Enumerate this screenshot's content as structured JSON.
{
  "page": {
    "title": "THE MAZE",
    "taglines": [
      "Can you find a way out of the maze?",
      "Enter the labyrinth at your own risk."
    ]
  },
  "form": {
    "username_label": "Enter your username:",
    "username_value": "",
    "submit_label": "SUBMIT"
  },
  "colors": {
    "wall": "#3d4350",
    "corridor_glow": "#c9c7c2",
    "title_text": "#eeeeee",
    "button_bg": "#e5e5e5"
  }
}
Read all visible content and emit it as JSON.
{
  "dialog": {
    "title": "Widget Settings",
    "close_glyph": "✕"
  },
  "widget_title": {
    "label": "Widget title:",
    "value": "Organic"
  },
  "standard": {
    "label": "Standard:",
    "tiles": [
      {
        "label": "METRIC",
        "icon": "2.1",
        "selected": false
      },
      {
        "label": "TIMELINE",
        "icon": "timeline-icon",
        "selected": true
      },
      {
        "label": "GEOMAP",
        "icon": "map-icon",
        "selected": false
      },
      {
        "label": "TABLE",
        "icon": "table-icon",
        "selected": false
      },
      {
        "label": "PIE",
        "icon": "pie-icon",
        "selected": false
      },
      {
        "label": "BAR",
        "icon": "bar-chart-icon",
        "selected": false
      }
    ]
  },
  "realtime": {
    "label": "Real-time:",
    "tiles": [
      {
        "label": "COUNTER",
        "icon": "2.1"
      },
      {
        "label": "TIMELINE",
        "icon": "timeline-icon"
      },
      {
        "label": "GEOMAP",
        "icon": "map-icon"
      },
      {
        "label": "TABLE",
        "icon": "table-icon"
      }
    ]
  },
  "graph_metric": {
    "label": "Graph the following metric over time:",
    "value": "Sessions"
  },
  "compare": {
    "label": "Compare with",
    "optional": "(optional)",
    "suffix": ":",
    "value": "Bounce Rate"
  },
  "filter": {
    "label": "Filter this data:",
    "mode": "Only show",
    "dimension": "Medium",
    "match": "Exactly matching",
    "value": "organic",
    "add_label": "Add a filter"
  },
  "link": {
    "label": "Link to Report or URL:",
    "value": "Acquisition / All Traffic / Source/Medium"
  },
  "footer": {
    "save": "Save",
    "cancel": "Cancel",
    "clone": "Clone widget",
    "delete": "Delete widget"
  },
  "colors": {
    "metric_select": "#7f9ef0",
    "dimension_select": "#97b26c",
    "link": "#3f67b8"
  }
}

-------------------------

_What this task involves_
Answer with one number only: how many lines above contain the word "your".

_Task response_
2